>> START Data supplied

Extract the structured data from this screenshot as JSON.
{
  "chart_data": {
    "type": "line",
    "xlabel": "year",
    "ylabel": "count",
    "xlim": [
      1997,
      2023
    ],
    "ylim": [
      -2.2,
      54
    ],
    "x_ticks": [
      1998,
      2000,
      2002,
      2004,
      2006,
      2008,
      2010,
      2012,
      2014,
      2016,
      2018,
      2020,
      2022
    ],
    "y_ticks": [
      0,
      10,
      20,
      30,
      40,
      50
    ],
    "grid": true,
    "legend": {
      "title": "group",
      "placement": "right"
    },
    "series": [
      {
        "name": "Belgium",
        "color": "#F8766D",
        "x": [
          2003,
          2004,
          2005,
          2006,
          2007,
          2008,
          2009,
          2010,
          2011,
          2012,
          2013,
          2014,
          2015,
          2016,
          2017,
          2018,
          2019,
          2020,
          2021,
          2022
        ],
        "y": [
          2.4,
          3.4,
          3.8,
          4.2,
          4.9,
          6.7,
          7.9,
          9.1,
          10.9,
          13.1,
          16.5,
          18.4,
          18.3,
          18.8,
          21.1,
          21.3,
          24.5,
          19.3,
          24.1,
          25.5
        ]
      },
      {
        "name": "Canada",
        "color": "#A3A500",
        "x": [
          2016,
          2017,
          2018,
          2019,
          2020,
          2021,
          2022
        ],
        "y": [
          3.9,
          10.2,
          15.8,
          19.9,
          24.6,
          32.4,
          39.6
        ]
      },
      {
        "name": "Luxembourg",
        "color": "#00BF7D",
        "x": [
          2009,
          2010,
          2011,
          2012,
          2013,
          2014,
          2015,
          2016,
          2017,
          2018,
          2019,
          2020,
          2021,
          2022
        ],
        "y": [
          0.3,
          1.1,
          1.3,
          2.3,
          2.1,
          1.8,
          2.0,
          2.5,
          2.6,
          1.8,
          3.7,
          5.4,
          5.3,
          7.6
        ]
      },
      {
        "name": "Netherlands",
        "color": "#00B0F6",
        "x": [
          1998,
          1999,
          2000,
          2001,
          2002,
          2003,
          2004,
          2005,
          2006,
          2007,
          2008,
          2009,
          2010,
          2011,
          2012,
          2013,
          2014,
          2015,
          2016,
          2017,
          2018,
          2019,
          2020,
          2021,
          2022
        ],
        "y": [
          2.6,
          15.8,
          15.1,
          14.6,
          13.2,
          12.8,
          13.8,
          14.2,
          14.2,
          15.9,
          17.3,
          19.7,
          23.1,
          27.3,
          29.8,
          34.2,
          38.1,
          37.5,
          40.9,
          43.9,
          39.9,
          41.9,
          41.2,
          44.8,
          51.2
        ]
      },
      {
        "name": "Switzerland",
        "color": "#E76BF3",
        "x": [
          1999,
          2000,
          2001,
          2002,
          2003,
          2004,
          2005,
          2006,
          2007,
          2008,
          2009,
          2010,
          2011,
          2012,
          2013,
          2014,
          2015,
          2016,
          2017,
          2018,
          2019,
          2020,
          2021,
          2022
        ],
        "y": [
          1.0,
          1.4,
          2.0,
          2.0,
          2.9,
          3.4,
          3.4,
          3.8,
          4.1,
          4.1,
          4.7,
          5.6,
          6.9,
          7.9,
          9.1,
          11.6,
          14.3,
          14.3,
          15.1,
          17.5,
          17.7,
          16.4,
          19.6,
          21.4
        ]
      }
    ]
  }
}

>> END Data supplied

* **Task statement**
Pull out all lines from the entries above that include the word "color".

* **Complete answer**
        "color": "#F8766D",
        "color": "#A3A500",
        "color": "#00BF7D",
        "color": "#00B0F6",
        "color": "#E76BF3",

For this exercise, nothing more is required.